-- begin --

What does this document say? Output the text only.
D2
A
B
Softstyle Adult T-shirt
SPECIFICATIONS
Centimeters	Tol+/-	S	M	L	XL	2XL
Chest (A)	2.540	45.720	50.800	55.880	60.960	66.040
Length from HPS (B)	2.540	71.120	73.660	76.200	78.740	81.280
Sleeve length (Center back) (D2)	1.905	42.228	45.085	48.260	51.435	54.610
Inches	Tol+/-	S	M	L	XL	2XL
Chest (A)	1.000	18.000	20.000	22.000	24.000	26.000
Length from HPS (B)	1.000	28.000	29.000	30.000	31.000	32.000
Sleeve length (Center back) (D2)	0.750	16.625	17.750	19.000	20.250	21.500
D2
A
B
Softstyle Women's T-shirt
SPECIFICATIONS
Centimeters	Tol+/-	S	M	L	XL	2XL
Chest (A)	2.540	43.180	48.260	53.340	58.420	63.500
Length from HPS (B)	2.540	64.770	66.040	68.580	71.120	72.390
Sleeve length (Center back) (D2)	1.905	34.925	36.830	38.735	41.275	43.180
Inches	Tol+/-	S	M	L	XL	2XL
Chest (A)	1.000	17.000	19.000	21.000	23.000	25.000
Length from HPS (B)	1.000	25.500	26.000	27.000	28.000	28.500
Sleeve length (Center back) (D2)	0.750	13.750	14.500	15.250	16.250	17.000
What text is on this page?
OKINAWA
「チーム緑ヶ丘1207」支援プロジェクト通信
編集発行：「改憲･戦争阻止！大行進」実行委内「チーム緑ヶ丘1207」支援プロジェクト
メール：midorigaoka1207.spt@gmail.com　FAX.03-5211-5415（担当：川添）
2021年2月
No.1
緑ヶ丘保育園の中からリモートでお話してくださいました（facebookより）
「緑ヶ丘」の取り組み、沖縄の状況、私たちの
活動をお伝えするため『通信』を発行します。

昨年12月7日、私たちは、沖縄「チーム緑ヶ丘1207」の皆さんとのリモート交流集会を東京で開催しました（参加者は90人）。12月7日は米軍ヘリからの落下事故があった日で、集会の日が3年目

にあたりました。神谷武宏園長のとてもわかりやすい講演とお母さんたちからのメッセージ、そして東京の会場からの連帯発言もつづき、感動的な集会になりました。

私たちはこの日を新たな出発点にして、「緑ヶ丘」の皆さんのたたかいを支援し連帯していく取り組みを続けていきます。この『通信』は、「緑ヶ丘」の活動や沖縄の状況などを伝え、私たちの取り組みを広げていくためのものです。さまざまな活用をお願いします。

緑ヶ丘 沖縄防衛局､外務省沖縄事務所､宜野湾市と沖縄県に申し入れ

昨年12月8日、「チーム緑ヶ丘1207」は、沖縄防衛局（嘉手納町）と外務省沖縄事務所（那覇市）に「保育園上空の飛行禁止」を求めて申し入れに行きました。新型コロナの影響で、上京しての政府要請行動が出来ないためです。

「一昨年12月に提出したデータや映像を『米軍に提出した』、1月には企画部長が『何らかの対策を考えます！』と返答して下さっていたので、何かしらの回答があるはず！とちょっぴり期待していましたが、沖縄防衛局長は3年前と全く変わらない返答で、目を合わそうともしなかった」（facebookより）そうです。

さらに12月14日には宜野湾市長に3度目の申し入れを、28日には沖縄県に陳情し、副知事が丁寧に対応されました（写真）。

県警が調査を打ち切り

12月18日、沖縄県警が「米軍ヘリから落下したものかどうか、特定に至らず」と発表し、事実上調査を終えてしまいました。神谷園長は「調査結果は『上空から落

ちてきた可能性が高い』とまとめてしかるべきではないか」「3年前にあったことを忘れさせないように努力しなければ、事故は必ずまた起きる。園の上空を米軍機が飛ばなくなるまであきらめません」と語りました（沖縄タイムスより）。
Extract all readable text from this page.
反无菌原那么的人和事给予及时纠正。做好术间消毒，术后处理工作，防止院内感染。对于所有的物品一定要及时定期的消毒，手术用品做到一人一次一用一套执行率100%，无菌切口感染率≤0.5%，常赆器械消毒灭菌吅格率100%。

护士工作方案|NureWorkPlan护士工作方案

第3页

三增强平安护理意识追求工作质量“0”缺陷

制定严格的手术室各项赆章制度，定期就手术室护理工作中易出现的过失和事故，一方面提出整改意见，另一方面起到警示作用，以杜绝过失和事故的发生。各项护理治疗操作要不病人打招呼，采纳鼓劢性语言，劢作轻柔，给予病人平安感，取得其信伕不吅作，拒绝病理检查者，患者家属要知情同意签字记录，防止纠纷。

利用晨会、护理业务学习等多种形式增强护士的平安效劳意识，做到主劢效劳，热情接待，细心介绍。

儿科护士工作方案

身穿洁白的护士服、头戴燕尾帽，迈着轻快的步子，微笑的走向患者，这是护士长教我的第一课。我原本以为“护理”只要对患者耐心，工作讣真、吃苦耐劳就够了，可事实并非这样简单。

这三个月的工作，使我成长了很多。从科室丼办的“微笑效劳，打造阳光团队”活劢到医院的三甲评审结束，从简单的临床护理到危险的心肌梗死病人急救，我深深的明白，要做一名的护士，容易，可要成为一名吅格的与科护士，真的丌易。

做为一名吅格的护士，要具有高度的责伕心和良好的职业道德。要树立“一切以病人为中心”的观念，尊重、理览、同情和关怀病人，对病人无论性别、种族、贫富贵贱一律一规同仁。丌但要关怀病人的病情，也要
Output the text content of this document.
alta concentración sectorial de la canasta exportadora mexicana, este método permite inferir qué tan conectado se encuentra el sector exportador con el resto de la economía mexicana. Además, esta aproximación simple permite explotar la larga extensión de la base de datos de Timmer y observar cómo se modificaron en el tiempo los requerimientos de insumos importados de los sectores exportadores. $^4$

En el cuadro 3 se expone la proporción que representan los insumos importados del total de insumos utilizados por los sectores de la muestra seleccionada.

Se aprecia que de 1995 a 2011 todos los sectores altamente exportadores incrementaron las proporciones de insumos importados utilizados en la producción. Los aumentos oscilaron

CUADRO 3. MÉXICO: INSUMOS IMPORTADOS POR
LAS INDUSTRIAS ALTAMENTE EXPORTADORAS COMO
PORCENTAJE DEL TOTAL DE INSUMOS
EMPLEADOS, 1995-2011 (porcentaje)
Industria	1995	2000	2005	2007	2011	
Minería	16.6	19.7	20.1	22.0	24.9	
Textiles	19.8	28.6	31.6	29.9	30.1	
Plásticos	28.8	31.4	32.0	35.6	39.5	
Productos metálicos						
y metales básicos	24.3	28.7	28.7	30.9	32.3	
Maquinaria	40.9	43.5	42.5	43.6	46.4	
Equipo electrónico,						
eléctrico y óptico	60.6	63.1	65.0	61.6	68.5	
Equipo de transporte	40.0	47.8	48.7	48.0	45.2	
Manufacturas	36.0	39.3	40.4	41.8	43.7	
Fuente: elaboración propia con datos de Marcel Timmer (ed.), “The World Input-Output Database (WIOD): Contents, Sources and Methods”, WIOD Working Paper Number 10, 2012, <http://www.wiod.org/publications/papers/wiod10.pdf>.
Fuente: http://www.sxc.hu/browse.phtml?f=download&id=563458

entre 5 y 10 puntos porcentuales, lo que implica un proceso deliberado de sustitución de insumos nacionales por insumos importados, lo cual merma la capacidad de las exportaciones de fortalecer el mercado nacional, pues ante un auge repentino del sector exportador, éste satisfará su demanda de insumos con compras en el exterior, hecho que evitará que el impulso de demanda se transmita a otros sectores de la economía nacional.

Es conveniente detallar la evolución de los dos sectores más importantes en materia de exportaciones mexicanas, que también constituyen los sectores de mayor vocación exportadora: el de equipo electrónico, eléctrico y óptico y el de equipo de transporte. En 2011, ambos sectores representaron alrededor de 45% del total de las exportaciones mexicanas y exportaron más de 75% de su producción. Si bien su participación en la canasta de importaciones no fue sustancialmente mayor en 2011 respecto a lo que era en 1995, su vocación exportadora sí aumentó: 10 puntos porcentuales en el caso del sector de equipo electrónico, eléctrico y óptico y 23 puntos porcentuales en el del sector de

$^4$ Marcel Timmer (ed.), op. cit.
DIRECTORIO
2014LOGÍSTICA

-- end --

### PROBLEM
Identify all lines in the records above with the word "facebookより".

### OUTPUT OF THE EXERCISE
緑ヶ丘保育園の中からリモートでお話してくださいました（facebookより）
「一昨年12月に提出したデータや映像を『米軍に提出した』、1月には企画部長が『何らかの対策を考えます！』と返答して下さっていたので、何かしらの回答があるはず！とちょっぴり期待していましたが、沖縄防衛局長は3年前と全く変わらない返答で、目を合わそうともしなかった」（facebookより）そうです。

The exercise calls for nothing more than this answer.